**Records from a dataset:**
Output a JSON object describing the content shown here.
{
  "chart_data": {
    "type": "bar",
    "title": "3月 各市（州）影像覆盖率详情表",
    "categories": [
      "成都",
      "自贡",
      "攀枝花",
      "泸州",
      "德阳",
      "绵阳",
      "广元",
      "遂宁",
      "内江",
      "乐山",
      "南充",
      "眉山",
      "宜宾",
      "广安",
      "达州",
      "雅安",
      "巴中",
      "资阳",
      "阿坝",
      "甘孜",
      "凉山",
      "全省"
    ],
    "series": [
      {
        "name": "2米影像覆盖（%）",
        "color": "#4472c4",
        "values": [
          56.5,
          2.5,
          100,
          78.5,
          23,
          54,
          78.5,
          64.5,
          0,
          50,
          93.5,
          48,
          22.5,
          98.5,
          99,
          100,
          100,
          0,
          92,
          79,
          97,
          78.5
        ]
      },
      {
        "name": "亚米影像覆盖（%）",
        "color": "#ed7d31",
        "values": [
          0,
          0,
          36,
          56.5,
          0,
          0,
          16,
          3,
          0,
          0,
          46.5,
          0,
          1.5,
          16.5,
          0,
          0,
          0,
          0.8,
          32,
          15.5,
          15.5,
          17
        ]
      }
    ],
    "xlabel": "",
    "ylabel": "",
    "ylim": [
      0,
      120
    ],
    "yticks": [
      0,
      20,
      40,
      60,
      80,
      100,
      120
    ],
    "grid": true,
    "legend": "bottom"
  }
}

**What you have to do:**
Write out the material from the first line to the last, exactly.

**Answer for the task:**
Output a JSON object describing the content shown here.
{
  "chart_data": {
    "type": "bar",
    "title": "3月 各市（州）影像覆盖率详情表",
    "categories": [
      "成都",
      "自贡",
      "攀枝花",
      "泸州",
      "德阳",
      "绵阳",
      "广元",
      "遂宁",
      "内江",
      "乐山",
      "南充",
      "眉山",
      "宜宾",
      "广安",
      "达州",
      "雅安",
      "巴中",
      "资阳",
      "阿坝",
      "甘孜",
      "凉山",
      "全省"
    ],
    "series": [
      {
        "name": "2米影像覆盖（%）",
        "color": "#4472c4",
        "values": [
          56.5,
          2.5,
          100,
          78.5,
          23,
          54,
          78.5,
          64.5,
          0,
          50,
          93.5,
          48,
          22.5,
          98.5,
          99,
          100,
          100,
          0,
          92,
          79,
          97,
          78.5
        ]
      },
      {
        "name": "亚米影像覆盖（%）",
        "color": "#ed7d31",
        "values": [
          0,
          0,
          36,
          56.5,
          0,
          0,
          16,
          3,
          0,
          0,
          46.5,
          0,
          1.5,
          16.5,
          0,
          0,
          0,
          0.8,
          32,
          15.5,
          15.5,
          17
        ]
      }
    ],
    "xlabel": "",
    "ylabel": "",
    "ylim": [
      0,
      120
    ],
    "yticks": [
      0,
      20,
      40,
      60,
      80,
      100,
      120
    ],
    "grid": true,
    "legend": "bottom"
  }
}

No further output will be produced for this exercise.